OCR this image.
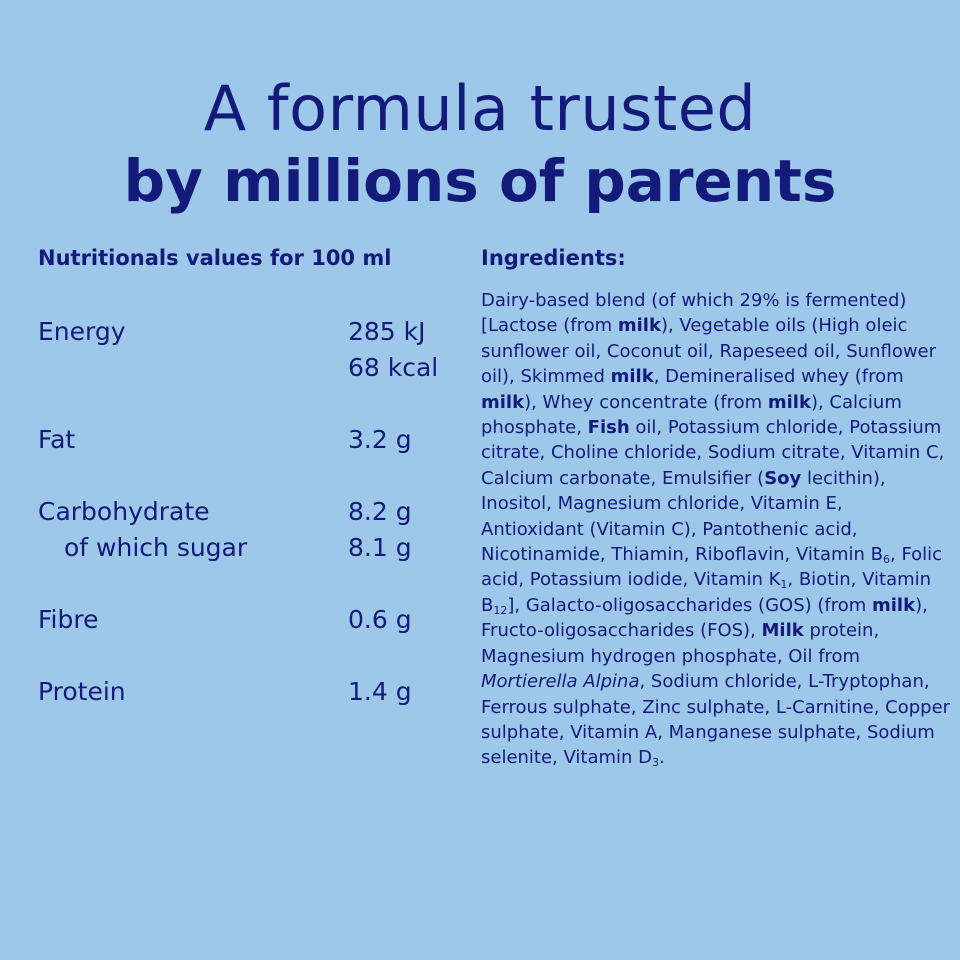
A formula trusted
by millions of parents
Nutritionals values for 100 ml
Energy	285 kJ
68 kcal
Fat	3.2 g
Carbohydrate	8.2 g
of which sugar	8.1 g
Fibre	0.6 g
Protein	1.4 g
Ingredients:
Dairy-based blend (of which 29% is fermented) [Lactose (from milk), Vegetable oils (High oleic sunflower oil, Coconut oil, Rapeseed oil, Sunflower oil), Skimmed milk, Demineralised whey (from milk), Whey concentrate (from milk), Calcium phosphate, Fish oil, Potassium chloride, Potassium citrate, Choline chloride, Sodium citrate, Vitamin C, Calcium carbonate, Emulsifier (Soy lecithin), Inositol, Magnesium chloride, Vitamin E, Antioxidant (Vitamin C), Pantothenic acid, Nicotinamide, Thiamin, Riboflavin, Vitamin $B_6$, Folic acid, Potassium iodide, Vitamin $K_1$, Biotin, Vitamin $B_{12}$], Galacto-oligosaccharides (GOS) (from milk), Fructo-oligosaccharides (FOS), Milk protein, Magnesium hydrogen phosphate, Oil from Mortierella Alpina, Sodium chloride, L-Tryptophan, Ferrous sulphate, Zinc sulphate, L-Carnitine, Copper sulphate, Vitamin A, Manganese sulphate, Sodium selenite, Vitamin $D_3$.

- _WORK ORDER_:
Repeat the listing above exactly, omitting the pictures it contains.

- _PROBLEM SOLUTION_:
OCR this image.
A formula trusted
by millions of parents
Nutritionals values for 100 ml
Energy	285 kJ
68 kcal
Fat	3.2 g
Carbohydrate	8.2 g
of which sugar	8.1 g
Fibre	0.6 g
Protein	1.4 g
Ingredients:
Dairy-based blend (of which 29% is fermented) [Lactose (from milk), Vegetable oils (High oleic sunflower oil, Coconut oil, Rapeseed oil, Sunflower oil), Skimmed milk, Demineralised whey (from milk), Whey concentrate (from milk), Calcium phosphate, Fish oil, Potassium chloride, Potassium citrate, Choline chloride, Sodium citrate, Vitamin C, Calcium carbonate, Emulsifier (Soy lecithin), Inositol, Magnesium chloride, Vitamin E, Antioxidant (Vitamin C), Pantothenic acid, Nicotinamide, Thiamin, Riboflavin, Vitamin $B_6$, Folic acid, Potassium iodide, Vitamin $K_1$, Biotin, Vitamin $B_{12}$], Galacto-oligosaccharides (GOS) (from milk), Fructo-oligosaccharides (FOS), Milk protein, Magnesium hydrogen phosphate, Oil from Mortierella Alpina, Sodium chloride, L-Tryptophan, Ferrous sulphate, Zinc sulphate, L-Carnitine, Copper sulphate, Vitamin A, Manganese sulphate, Sodium selenite, Vitamin $D_3$.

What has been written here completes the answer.